[BEGIN INFORMATION SUPPLIED]

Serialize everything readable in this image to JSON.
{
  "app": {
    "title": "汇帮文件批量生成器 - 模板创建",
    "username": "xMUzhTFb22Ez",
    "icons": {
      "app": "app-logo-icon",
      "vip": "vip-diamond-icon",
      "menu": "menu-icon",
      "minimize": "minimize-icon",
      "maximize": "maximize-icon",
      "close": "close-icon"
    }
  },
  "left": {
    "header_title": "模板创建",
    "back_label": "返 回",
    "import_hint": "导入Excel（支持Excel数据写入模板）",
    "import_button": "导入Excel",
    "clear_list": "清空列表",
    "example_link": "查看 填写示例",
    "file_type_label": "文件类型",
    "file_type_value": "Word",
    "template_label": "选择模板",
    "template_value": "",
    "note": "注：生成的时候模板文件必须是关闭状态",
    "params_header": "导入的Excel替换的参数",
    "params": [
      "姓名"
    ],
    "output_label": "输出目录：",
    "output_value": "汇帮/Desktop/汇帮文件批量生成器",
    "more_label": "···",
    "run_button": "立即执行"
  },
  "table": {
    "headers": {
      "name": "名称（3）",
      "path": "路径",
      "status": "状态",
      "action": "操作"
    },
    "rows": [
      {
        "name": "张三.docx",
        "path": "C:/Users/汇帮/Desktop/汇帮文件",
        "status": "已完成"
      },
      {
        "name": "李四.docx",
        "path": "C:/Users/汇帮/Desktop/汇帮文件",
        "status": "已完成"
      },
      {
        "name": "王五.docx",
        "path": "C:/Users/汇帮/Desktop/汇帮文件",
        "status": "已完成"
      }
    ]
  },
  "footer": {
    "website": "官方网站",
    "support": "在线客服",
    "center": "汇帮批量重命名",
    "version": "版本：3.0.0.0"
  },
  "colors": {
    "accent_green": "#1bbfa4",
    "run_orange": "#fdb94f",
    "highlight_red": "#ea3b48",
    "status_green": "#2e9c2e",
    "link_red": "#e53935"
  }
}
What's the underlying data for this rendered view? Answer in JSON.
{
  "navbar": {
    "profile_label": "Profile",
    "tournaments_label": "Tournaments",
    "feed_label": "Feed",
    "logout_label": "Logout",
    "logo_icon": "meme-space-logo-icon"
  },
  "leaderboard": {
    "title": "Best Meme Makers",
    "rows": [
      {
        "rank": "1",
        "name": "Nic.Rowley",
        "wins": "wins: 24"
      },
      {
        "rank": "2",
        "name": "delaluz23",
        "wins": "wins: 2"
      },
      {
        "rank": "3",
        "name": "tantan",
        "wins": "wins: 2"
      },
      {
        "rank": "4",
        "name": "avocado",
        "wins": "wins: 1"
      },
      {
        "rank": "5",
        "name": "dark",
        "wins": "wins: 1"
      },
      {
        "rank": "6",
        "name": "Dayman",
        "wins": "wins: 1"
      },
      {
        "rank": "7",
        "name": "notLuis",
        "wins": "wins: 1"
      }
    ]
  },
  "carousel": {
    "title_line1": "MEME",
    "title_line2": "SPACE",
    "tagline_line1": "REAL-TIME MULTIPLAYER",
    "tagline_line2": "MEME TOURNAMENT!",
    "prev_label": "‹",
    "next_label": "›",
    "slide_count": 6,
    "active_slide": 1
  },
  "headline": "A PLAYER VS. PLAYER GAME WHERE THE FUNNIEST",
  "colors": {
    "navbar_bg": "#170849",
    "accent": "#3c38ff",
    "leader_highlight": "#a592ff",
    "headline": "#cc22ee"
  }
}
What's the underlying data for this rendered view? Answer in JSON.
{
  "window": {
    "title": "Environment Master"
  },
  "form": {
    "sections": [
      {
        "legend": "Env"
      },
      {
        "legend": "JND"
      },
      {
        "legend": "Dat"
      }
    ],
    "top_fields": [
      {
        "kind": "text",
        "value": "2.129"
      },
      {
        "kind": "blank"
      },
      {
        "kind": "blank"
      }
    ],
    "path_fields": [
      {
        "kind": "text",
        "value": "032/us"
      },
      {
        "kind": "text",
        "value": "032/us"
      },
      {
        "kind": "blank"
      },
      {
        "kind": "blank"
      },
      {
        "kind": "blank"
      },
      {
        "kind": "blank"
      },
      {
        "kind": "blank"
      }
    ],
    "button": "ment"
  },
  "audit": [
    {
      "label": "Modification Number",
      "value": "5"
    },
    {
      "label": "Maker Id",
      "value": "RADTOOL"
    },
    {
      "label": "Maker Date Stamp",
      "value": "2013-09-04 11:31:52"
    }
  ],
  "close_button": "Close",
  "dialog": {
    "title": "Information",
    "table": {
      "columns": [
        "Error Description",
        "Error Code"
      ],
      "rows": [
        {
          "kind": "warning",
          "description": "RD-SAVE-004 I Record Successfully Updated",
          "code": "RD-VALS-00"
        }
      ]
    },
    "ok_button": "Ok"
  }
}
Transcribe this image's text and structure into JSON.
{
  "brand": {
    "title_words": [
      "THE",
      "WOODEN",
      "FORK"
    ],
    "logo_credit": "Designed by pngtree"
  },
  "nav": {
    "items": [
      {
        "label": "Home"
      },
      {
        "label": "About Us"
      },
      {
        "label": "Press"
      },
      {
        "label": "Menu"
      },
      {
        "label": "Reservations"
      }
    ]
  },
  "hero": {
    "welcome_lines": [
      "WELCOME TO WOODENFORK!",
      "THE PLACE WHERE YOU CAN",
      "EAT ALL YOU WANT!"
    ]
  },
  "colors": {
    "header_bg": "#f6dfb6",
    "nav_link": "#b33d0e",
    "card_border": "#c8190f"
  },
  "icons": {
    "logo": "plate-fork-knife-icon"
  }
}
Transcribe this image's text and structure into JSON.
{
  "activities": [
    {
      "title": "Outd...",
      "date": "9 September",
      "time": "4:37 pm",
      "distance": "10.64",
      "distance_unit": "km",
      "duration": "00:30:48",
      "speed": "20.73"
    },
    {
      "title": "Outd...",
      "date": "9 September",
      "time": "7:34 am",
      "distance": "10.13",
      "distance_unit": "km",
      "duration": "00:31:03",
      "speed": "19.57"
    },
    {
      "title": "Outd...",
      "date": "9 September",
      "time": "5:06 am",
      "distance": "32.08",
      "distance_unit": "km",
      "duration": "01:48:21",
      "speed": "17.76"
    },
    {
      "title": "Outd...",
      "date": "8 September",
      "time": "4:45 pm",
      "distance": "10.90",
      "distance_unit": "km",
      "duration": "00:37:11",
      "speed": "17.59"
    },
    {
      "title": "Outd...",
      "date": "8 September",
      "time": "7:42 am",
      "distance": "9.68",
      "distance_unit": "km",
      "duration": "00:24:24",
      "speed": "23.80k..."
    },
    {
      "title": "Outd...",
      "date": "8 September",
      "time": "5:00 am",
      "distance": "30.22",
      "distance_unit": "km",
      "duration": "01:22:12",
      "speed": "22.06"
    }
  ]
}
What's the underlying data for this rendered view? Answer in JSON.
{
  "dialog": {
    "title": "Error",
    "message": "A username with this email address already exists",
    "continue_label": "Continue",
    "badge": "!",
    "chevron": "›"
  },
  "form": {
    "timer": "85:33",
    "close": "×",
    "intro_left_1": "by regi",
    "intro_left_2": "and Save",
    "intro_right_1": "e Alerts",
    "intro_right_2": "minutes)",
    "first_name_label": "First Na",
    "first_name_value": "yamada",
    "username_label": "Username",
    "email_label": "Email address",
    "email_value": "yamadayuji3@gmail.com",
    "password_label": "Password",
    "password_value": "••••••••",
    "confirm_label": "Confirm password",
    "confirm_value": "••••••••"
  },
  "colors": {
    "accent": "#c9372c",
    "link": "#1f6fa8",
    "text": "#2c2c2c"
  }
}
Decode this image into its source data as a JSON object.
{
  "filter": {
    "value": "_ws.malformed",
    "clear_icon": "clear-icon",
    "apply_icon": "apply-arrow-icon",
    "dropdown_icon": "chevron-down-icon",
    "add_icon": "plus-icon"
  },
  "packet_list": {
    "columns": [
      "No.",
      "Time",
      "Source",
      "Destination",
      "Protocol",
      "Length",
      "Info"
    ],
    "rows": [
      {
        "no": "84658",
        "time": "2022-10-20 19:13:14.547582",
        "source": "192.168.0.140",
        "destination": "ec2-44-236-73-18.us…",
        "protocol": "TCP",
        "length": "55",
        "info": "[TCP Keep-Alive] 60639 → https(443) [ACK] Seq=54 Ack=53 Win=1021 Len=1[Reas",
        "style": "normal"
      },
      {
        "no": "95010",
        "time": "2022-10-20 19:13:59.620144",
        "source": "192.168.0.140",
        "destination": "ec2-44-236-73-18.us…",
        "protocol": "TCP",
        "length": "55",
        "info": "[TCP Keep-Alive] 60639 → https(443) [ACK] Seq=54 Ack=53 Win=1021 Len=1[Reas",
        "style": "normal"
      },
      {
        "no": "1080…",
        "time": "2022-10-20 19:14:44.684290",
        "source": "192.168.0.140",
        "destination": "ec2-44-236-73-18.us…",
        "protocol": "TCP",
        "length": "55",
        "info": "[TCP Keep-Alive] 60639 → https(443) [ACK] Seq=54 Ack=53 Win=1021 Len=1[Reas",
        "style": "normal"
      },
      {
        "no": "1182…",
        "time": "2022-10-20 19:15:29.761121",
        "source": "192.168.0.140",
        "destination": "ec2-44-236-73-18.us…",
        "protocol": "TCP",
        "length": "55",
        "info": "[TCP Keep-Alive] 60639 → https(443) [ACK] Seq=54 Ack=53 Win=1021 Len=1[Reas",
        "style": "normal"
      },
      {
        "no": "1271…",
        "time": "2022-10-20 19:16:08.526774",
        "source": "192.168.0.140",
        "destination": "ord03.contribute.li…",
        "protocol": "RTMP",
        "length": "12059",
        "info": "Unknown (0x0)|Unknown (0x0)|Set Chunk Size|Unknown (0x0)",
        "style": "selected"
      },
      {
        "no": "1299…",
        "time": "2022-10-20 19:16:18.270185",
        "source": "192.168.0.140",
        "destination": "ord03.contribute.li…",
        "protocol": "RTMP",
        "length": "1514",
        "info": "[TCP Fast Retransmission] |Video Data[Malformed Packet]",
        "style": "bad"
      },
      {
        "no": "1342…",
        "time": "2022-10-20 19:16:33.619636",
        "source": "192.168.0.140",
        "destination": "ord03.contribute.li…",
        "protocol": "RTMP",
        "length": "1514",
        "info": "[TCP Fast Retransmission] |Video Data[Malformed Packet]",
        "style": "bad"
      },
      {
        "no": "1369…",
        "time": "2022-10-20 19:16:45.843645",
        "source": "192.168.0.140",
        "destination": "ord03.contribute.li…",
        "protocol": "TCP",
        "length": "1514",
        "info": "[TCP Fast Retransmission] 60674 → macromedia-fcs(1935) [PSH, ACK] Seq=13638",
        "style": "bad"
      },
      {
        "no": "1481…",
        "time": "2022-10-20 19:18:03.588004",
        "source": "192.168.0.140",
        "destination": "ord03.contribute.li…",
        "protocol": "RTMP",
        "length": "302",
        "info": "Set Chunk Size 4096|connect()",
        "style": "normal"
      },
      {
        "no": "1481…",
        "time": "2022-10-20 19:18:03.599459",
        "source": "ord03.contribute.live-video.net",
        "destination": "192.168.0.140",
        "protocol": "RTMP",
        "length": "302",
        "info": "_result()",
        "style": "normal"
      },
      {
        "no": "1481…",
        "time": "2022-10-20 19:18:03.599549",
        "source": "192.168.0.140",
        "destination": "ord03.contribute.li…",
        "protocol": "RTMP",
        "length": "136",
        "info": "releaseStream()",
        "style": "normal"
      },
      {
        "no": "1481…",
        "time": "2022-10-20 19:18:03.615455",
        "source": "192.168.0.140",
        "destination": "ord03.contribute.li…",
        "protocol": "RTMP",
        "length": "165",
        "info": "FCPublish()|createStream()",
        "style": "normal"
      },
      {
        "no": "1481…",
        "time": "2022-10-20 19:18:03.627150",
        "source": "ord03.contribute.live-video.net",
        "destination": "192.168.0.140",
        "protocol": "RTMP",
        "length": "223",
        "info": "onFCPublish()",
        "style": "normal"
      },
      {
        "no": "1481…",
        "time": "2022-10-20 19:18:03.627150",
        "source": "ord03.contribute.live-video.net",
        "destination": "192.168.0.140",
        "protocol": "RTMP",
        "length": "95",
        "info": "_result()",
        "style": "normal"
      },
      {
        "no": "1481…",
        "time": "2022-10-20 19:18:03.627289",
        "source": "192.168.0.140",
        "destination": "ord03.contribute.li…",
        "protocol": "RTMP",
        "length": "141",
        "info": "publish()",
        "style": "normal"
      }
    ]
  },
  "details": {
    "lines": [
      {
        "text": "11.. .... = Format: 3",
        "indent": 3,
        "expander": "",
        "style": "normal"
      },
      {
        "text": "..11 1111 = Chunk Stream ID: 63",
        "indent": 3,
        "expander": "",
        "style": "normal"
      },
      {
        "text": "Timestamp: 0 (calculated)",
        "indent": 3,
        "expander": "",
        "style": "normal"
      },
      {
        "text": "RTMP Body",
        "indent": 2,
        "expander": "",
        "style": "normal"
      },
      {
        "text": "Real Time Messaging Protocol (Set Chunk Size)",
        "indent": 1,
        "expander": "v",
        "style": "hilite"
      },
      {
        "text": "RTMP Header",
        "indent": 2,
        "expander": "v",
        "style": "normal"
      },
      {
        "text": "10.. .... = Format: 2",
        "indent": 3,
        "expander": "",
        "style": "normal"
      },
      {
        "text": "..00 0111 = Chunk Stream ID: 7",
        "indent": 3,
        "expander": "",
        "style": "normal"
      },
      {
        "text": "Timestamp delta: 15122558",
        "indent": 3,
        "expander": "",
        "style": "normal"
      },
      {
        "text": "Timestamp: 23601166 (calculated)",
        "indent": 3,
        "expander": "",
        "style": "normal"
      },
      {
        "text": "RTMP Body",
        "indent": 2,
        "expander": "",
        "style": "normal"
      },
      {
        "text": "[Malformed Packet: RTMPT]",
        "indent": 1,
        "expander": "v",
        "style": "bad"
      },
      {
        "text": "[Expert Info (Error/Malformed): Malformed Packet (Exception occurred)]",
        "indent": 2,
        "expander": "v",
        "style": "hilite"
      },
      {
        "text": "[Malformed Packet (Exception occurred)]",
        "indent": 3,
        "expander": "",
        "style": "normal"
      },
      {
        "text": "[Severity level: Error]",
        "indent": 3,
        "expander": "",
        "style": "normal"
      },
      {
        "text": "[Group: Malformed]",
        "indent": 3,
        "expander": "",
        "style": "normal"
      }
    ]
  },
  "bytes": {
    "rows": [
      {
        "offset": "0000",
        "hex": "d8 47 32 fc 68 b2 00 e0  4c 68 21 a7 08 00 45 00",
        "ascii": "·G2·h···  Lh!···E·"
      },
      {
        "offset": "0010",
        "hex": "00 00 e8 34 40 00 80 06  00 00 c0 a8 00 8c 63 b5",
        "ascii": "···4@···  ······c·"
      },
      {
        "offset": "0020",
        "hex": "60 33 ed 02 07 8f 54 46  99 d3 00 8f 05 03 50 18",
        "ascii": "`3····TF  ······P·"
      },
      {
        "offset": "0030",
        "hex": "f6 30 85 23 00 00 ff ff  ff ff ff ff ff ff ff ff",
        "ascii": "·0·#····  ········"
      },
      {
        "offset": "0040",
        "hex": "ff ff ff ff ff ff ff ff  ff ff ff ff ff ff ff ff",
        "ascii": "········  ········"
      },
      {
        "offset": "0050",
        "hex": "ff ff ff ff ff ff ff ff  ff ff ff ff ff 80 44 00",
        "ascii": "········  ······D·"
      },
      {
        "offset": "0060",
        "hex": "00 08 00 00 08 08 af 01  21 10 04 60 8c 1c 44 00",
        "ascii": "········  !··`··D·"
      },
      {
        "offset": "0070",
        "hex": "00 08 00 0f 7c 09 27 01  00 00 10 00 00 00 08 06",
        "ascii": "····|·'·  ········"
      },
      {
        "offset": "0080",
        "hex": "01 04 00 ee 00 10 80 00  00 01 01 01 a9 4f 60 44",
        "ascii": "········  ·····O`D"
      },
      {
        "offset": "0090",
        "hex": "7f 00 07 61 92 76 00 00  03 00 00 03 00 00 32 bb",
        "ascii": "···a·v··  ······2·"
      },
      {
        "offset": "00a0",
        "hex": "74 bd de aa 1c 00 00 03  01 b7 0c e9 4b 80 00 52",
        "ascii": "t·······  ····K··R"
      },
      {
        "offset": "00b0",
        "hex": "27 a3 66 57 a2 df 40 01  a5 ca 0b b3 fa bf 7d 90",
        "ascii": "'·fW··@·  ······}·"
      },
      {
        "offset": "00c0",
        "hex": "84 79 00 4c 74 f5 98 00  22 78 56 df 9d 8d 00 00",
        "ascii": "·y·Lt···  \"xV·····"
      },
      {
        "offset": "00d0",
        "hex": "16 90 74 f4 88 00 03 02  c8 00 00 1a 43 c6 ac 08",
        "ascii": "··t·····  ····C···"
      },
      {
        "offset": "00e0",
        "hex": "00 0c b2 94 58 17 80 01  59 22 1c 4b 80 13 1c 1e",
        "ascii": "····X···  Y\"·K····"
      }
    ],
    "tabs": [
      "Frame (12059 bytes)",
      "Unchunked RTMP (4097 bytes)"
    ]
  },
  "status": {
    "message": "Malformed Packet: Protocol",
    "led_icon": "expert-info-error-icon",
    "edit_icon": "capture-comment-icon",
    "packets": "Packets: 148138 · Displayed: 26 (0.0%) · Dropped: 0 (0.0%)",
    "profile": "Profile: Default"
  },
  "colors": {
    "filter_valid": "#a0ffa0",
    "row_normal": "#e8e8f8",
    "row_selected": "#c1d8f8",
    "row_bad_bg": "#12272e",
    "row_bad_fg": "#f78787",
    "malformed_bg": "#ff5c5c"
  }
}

[END INFORMATION SUPPLIED]

:: PROBLEM DESCRIPTION ::
Show every line in the records above that contains the word "Profile".

:: SOLVED PROBLEM ::
    "profile_label": "Profile",
    "profile": "Profile: Default"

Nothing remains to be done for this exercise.